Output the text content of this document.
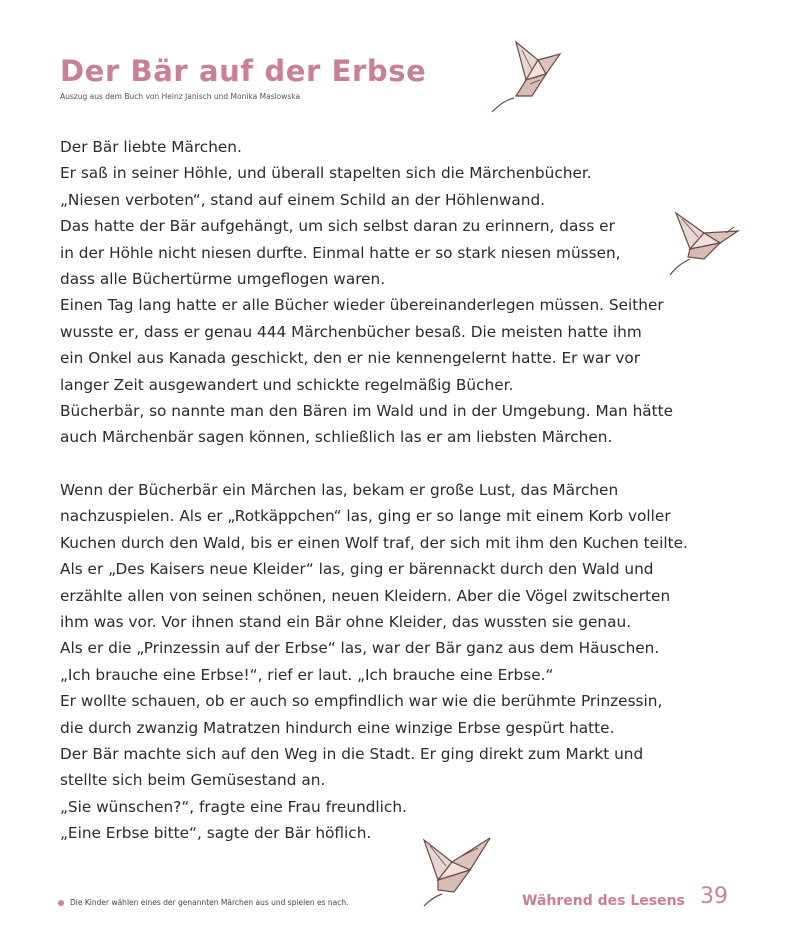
Der Bär auf der Erbse
Auszug aus dem Buch von Heinz Janisch und Monika Maslowska
Der Bär liebte Märchen.
Er saß in seiner Höhle, und überall stapelten sich die Märchenbücher.
„Niesen verboten“, stand auf einem Schild an der Höhlenwand.
Das hatte der Bär aufgehängt, um sich selbst daran zu erinnern, dass er
in der Höhle nicht niesen durfte. Einmal hatte er so stark niesen müssen,
dass alle Büchertürme umgeflogen waren.
Einen Tag lang hatte er alle Bücher wieder übereinanderlegen müssen. Seither
wusste er, dass er genau 444 Märchenbücher besaß. Die meisten hatte ihm
ein Onkel aus Kanada geschickt, den er nie kennengelernt hatte. Er war vor
langer Zeit ausgewandert und schickte regelmäßig Bücher.
Bücherbär, so nannte man den Bären im Wald und in der Umgebung. Man hätte
auch Märchenbär sagen können, schließlich las er am liebsten Märchen.
Wenn der Bücherbär ein Märchen las, bekam er große Lust, das Märchen
nachzuspielen. Als er „Rotkäppchen“ las, ging er so lange mit einem Korb voller
Kuchen durch den Wald, bis er einen Wolf traf, der sich mit ihm den Kuchen teilte.
Als er „Des Kaisers neue Kleider“ las, ging er bärennackt durch den Wald und
erzählte allen von seinen schönen, neuen Kleidern. Aber die Vögel zwitscherten
ihm was vor. Vor ihnen stand ein Bär ohne Kleider, das wussten sie genau.
Als er die „Prinzessin auf der Erbse“ las, war der Bär ganz aus dem Häuschen.
„Ich brauche eine Erbse!“, rief er laut. „Ich brauche eine Erbse.“
Er wollte schauen, ob er auch so empfindlich war wie die berühmte Prinzessin,
die durch zwanzig Matratzen hindurch eine winzige Erbse gespürt hatte.
Der Bär machte sich auf den Weg in die Stadt. Er ging direkt zum Markt und
stellte sich beim Gemüsestand an.
„Sie wünschen?“, fragte eine Frau freundlich.
„Eine Erbse bitte“, sagte der Bär höflich.
Die Kinder wählen eines der genannten Märchen aus und spielen es nach.	Während des Lesens 39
***
__Given instruction__:
Check every line of the listing for the string "ging" and report how many lines have it, as a number alone.

__Output of the task__:
3